Take down each entry exactly as written.

==============================

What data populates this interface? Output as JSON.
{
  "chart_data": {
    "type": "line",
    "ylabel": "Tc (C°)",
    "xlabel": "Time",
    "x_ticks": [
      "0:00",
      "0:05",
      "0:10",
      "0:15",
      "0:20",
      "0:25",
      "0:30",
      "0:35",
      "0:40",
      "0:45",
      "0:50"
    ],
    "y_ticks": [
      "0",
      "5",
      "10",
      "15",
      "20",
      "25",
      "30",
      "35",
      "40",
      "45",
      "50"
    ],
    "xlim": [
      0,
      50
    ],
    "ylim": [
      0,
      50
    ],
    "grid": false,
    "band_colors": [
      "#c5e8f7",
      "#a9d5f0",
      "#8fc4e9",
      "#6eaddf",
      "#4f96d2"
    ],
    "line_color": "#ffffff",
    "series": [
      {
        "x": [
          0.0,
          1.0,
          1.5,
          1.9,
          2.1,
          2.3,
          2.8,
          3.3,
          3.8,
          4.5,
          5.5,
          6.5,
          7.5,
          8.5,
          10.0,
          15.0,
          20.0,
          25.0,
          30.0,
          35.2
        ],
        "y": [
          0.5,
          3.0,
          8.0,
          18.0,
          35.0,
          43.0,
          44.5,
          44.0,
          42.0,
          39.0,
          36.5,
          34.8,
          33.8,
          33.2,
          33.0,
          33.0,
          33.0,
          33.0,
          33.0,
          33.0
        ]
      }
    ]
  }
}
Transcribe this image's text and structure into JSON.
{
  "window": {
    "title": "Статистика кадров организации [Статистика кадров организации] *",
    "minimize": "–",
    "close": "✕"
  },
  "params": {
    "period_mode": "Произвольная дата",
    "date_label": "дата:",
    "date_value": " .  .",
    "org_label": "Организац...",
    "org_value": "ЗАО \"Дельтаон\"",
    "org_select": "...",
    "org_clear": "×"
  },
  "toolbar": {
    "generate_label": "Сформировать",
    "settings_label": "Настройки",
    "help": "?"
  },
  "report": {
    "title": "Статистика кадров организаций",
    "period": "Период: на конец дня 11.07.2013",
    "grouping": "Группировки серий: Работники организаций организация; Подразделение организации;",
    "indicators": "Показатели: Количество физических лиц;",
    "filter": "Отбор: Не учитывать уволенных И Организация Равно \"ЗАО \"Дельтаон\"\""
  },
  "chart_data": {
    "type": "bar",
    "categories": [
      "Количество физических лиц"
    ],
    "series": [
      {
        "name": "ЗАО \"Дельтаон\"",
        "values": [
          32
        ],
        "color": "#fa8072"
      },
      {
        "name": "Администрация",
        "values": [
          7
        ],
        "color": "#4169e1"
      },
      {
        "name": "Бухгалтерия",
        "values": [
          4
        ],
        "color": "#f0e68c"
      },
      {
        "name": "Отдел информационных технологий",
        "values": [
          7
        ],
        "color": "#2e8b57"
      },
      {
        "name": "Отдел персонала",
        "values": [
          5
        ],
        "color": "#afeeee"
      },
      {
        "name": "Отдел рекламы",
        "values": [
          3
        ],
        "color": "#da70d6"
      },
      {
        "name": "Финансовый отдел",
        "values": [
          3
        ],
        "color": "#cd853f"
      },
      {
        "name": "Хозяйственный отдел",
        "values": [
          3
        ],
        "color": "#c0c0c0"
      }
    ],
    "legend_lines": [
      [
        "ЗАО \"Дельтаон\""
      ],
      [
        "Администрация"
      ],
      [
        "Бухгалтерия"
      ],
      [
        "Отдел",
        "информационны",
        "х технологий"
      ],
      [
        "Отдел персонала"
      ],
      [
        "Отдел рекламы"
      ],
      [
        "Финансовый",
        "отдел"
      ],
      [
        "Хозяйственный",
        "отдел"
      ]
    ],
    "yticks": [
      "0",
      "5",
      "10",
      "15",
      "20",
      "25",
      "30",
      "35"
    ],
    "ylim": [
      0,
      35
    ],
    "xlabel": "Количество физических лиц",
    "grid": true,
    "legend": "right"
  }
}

==============================

Problem solution:
What data populates this interface? Output as JSON.
{
  "chart_data": {
    "type": "line",
    "ylabel": "Tc (C°)",
    "xlabel": "Time",
    "x_ticks": [
      "0:00",
      "0:05",
      "0:10",
      "0:15",
      "0:20",
      "0:25",
      "0:30",
      "0:35",
      "0:40",
      "0:45",
      "0:50"
    ],
    "y_ticks": [
      "0",
      "5",
      "10",
      "15",
      "20",
      "25",
      "30",
      "35",
      "40",
      "45",
      "50"
    ],
    "xlim": [
      0,
      50
    ],
    "ylim": [
      0,
      50
    ],
    "grid": false,
    "band_colors": [
      "#c5e8f7",
      "#a9d5f0",
      "#8fc4e9",
      "#6eaddf",
      "#4f96d2"
    ],
    "line_color": "#ffffff",
    "series": [
      {
        "x": [
          0.0,
          1.0,
          1.5,
          1.9,
          2.1,
          2.3,
          2.8,
          3.3,
          3.8,
          4.5,
          5.5,
          6.5,
          7.5,
          8.5,
          10.0,
          15.0,
          20.0,
          25.0,
          30.0,
          35.2
        ],
        "y": [
          0.5,
          3.0,
          8.0,
          18.0,
          35.0,
          43.0,
          44.5,
          44.0,
          42.0,
          39.0,
          36.5,
          34.8,
          33.8,
          33.2,
          33.0,
          33.0,
          33.0,
          33.0,
          33.0,
          33.0
        ]
      }
    ]
  }
}
Transcribe this image's text and structure into JSON.
{
  "window": {
    "title": "Статистика кадров организации [Статистика кадров организации] *",
    "minimize": "–",
    "close": "✕"
  },
  "params": {
    "period_mode": "Произвольная дата",
    "date_label": "дата:",
    "date_value": " .  .",
    "org_label": "Организац...",
    "org_value": "ЗАО \"Дельтаон\"",
    "org_select": "...",
    "org_clear": "×"
  },
  "toolbar": {
    "generate_label": "Сформировать",
    "settings_label": "Настройки",
    "help": "?"
  },
  "report": {
    "title": "Статистика кадров организаций",
    "period": "Период: на конец дня 11.07.2013",
    "grouping": "Группировки серий: Работники организаций организация; Подразделение организации;",
    "indicators": "Показатели: Количество физических лиц;",
    "filter": "Отбор: Не учитывать уволенных И Организация Равно \"ЗАО \"Дельтаон\"\""
  },
  "chart_data": {
    "type": "bar",
    "categories": [
      "Количество физических лиц"
    ],
    "series": [
      {
        "name": "ЗАО \"Дельтаон\"",
        "values": [
          32
        ],
        "color": "#fa8072"
      },
      {
        "name": "Администрация",
        "values": [
          7
        ],
        "color": "#4169e1"
      },
      {
        "name": "Бухгалтерия",
        "values": [
          4
        ],
        "color": "#f0e68c"
      },
      {
        "name": "Отдел информационных технологий",
        "values": [
          7
        ],
        "color": "#2e8b57"
      },
      {
        "name": "Отдел персонала",
        "values": [
          5
        ],
        "color": "#afeeee"
      },
      {
        "name": "Отдел рекламы",
        "values": [
          3
        ],
        "color": "#da70d6"
      },
      {
        "name": "Финансовый отдел",
        "values": [
          3
        ],
        "color": "#cd853f"
      },
      {
        "name": "Хозяйственный отдел",
        "values": [
          3
        ],
        "color": "#c0c0c0"
      }
    ],
    "legend_lines": [
      [
        "ЗАО \"Дельтаон\""
      ],
      [
        "Администрация"
      ],
      [
        "Бухгалтерия"
      ],
      [
        "Отдел",
        "информационны",
        "х технологий"
      ],
      [
        "Отдел персонала"
      ],
      [
        "Отдел рекламы"
      ],
      [
        "Финансовый",
        "отдел"
      ],
      [
        "Хозяйственный",
        "отдел"
      ]
    ],
    "yticks": [
      "0",
      "5",
      "10",
      "15",
      "20",
      "25",
      "30",
      "35"
    ],
    "ylim": [
      0,
      35
    ],
    "xlabel": "Количество физических лиц",
    "grid": true,
    "legend": "right"
  }
}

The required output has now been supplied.